_WORK REQUIRED_
Your task is to output the listing word for word, with pictures excluded.

— Begin —

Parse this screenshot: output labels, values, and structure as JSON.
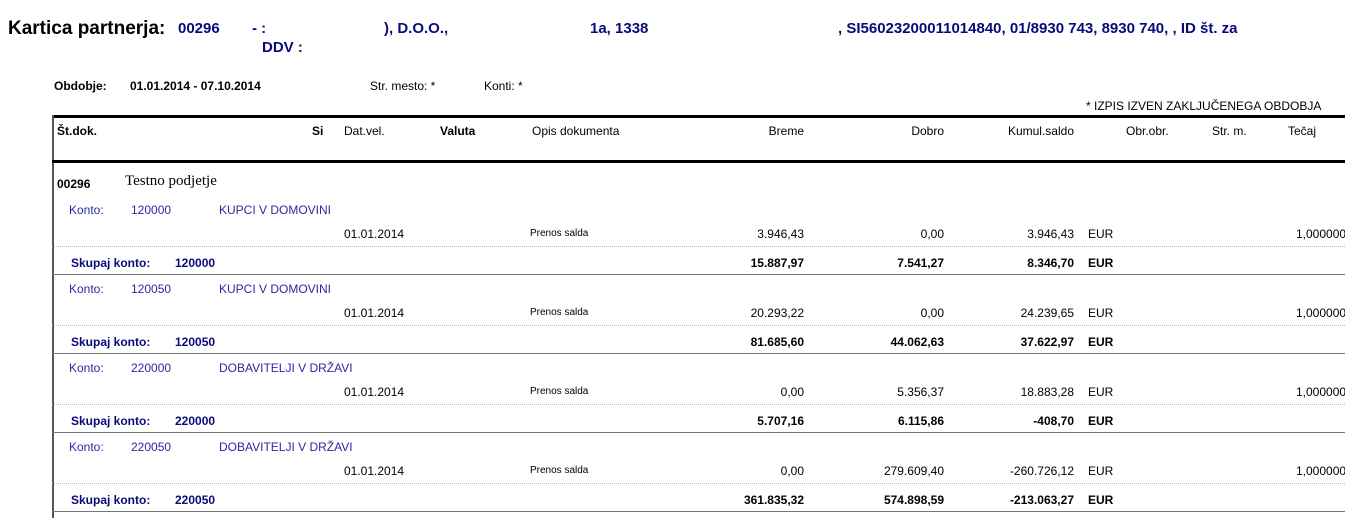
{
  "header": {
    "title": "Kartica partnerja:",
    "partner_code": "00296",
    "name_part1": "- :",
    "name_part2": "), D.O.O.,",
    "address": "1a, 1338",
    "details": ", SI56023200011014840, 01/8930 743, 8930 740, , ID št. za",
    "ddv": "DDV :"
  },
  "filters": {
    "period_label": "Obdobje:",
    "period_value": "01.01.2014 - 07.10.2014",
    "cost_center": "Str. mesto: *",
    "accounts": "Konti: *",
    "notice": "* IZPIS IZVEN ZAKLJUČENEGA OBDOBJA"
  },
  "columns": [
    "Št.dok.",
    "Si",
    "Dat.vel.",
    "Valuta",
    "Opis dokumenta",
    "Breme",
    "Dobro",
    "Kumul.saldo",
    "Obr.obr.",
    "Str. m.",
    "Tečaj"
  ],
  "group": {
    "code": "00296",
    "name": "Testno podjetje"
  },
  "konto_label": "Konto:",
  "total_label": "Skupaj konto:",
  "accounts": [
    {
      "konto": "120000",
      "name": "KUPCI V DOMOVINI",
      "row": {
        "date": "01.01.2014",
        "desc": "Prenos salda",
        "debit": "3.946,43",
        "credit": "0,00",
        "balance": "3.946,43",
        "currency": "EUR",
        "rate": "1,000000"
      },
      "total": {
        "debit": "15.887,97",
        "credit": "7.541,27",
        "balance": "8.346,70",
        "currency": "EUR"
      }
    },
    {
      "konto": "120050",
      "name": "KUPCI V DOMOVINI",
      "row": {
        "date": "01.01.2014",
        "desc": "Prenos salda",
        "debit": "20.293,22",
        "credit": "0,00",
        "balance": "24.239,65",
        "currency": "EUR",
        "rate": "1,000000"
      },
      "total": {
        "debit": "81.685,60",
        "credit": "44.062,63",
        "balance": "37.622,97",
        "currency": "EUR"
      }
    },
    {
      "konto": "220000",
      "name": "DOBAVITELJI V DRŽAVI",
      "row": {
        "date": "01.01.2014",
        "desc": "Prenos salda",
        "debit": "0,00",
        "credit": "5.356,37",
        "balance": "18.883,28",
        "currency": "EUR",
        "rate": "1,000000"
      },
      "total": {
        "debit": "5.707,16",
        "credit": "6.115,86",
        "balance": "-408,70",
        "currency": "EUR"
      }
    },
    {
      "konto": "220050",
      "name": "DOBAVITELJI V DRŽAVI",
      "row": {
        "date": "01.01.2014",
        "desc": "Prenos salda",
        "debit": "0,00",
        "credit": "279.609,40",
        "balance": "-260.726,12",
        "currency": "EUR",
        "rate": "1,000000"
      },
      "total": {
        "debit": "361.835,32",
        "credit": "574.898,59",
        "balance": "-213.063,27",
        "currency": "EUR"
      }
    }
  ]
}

— End —

_OUTPUT_
Parse this screenshot: output labels, values, and structure as JSON.
{
  "header": {
    "title": "Kartica partnerja:",
    "partner_code": "00296",
    "name_part1": "- :",
    "name_part2": "), D.O.O.,",
    "address": "1a, 1338",
    "details": ", SI56023200011014840, 01/8930 743, 8930 740, , ID št. za",
    "ddv": "DDV :"
  },
  "filters": {
    "period_label": "Obdobje:",
    "period_value": "01.01.2014 - 07.10.2014",
    "cost_center": "Str. mesto: *",
    "accounts": "Konti: *",
    "notice": "* IZPIS IZVEN ZAKLJUČENEGA OBDOBJA"
  },
  "columns": [
    "Št.dok.",
    "Si",
    "Dat.vel.",
    "Valuta",
    "Opis dokumenta",
    "Breme",
    "Dobro",
    "Kumul.saldo",
    "Obr.obr.",
    "Str. m.",
    "Tečaj"
  ],
  "group": {
    "code": "00296",
    "name": "Testno podjetje"
  },
  "konto_label": "Konto:",
  "total_label": "Skupaj konto:",
  "accounts": [
    {
      "konto": "120000",
      "name": "KUPCI V DOMOVINI",
      "row": {
        "date": "01.01.2014",
        "desc": "Prenos salda",
        "debit": "3.946,43",
        "credit": "0,00",
        "balance": "3.946,43",
        "currency": "EUR",
        "rate": "1,000000"
      },
      "total": {
        "debit": "15.887,97",
        "credit": "7.541,27",
        "balance": "8.346,70",
        "currency": "EUR"
      }
    },
    {
      "konto": "120050",
      "name": "KUPCI V DOMOVINI",
      "row": {
        "date": "01.01.2014",
        "desc": "Prenos salda",
        "debit": "20.293,22",
        "credit": "0,00",
        "balance": "24.239,65",
        "currency": "EUR",
        "rate": "1,000000"
      },
      "total": {
        "debit": "81.685,60",
        "credit": "44.062,63",
        "balance": "37.622,97",
        "currency": "EUR"
      }
    },
    {
      "konto": "220000",
      "name": "DOBAVITELJI V DRŽAVI",
      "row": {
        "date": "01.01.2014",
        "desc": "Prenos salda",
        "debit": "0,00",
        "credit": "5.356,37",
        "balance": "18.883,28",
        "currency": "EUR",
        "rate": "1,000000"
      },
      "total": {
        "debit": "5.707,16",
        "credit": "6.115,86",
        "balance": "-408,70",
        "currency": "EUR"
      }
    },
    {
      "konto": "220050",
      "name": "DOBAVITELJI V DRŽAVI",
      "row": {
        "date": "01.01.2014",
        "desc": "Prenos salda",
        "debit": "0,00",
        "credit": "279.609,40",
        "balance": "-260.726,12",
        "currency": "EUR",
        "rate": "1,000000"
      },
      "total": {
        "debit": "361.835,32",
        "credit": "574.898,59",
        "balance": "-213.063,27",
        "currency": "EUR"
      }
    }
  ]
}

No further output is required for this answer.